» **The problem**:
Search the material and gather each line with "parameters" in it.
● ● ● ● ● ● ●
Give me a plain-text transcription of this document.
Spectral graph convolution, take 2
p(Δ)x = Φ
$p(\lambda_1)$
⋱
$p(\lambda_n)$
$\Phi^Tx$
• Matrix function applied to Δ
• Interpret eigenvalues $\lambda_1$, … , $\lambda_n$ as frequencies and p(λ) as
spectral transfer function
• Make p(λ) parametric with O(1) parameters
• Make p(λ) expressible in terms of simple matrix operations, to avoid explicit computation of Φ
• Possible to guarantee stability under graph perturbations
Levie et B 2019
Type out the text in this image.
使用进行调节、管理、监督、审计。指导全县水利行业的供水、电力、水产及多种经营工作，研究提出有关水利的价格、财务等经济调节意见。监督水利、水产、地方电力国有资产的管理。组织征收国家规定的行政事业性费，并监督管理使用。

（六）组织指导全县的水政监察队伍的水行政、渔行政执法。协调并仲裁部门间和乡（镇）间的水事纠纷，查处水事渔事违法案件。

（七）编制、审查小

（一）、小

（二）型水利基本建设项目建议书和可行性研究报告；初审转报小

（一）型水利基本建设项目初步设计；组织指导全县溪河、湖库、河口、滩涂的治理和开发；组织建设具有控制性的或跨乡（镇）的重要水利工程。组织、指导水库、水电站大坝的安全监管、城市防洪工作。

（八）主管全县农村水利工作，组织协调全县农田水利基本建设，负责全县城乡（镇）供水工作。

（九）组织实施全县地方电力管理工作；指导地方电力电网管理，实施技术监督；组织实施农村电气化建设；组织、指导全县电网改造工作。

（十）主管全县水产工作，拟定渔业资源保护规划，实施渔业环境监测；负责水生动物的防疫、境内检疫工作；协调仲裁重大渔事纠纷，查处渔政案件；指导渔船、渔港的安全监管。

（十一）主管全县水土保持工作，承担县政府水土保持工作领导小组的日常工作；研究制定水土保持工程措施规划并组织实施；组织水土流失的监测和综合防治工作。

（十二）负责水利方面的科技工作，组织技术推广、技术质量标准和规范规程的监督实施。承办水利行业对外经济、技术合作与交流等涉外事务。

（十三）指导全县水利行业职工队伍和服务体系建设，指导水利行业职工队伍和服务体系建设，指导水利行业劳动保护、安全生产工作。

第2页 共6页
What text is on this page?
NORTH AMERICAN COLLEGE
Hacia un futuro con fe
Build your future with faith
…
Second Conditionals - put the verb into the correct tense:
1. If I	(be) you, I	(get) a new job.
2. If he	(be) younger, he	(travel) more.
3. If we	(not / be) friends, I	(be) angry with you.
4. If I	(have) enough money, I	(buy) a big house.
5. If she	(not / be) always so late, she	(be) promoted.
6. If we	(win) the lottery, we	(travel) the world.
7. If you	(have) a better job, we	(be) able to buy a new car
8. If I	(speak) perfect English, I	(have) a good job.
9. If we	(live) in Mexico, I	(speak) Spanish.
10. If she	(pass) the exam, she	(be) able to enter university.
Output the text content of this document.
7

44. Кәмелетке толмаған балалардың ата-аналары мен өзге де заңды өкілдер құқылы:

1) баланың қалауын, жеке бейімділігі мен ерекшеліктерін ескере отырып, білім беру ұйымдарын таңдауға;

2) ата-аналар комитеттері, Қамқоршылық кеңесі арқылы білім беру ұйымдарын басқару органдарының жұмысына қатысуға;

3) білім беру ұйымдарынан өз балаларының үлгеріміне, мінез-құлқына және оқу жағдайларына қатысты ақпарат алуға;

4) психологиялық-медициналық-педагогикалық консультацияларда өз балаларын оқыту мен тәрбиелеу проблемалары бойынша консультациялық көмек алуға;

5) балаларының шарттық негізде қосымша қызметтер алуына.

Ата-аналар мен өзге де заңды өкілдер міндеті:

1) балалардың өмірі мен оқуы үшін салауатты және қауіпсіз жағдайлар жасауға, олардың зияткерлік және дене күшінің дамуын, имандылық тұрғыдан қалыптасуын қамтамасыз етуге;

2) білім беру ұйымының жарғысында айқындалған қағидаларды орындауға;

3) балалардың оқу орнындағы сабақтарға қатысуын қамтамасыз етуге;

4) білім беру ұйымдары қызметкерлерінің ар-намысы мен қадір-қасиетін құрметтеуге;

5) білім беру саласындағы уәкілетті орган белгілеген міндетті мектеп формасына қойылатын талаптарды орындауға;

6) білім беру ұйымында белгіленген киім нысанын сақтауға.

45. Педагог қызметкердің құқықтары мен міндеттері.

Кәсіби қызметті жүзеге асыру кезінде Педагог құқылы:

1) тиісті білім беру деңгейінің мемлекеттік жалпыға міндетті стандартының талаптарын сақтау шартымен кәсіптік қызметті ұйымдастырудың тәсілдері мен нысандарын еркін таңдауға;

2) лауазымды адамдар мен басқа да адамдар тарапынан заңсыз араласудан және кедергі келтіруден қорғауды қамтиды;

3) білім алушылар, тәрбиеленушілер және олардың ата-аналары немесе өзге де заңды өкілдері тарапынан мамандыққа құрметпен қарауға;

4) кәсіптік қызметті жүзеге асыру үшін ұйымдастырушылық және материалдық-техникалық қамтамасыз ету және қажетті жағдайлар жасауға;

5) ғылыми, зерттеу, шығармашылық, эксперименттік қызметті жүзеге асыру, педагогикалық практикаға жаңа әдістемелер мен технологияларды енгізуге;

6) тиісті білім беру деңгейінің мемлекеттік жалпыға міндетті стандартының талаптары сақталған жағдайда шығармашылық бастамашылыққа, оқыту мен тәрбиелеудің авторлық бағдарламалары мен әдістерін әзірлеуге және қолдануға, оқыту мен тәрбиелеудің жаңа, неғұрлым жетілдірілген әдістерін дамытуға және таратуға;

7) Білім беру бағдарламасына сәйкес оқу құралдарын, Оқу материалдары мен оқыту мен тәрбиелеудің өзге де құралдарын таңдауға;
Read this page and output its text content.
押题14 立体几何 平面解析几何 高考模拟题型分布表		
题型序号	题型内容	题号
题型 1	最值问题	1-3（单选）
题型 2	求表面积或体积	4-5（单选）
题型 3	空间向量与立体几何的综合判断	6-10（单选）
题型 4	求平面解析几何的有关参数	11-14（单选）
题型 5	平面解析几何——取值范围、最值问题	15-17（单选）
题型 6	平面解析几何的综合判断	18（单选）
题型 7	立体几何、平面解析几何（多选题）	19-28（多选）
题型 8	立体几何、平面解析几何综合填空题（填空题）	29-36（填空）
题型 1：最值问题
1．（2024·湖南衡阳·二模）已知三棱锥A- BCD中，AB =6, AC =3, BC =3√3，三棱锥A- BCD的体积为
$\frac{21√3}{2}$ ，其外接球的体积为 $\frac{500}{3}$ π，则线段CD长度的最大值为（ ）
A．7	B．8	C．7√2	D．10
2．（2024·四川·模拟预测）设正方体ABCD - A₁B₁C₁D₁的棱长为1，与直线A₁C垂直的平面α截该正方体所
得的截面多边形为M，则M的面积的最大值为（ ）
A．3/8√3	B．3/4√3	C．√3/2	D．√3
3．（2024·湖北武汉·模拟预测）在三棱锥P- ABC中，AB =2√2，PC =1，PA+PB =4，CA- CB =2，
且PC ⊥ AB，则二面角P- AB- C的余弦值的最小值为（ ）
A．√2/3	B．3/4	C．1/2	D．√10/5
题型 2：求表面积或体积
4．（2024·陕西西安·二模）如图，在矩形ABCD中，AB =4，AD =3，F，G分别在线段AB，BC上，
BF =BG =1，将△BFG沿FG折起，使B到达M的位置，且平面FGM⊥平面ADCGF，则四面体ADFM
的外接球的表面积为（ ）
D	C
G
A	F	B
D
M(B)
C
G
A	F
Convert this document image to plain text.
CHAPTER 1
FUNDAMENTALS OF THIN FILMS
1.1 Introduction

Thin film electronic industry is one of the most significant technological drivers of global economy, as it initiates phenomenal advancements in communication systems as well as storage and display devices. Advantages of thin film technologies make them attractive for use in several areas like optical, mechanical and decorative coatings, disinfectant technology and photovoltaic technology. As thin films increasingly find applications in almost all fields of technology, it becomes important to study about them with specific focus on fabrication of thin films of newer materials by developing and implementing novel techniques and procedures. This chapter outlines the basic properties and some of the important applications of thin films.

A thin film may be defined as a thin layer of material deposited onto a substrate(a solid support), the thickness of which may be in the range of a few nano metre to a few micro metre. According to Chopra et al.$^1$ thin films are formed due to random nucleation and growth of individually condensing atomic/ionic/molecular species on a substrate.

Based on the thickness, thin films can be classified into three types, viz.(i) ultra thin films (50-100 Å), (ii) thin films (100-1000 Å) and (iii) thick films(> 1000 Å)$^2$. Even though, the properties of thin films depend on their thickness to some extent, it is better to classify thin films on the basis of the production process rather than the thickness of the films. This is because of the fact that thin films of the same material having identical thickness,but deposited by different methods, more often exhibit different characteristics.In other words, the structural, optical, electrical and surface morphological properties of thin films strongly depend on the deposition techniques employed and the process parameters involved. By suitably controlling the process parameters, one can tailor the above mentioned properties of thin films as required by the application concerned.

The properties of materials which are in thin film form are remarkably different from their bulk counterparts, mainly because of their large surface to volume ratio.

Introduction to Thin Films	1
● ● ● ● ● ● ●
» **Result for this task**:
• Make p(λ) parametric with O(1) parameters
Based on the thickness, thin films can be classified into three types, viz.(i) ultra thin films (50-100 Å), (ii) thin films (100-1000 Å) and (iii) thick films(> 1000 Å)$^2$. Even though, the properties of thin films depend on their thickness to some extent, it is better to classify thin films on the basis of the production process rather than the thickness of the films. This is because of the fact that thin films of the same material having identical thickness,but deposited by different methods, more often exhibit different characteristics.In other words, the structural, optical, electrical and surface morphological properties of thin films strongly depend on the deposition techniques employed and the process parameters involved. By suitably controlling the process parameters, one can tailor the above mentioned properties of thin films as required by the application concerned.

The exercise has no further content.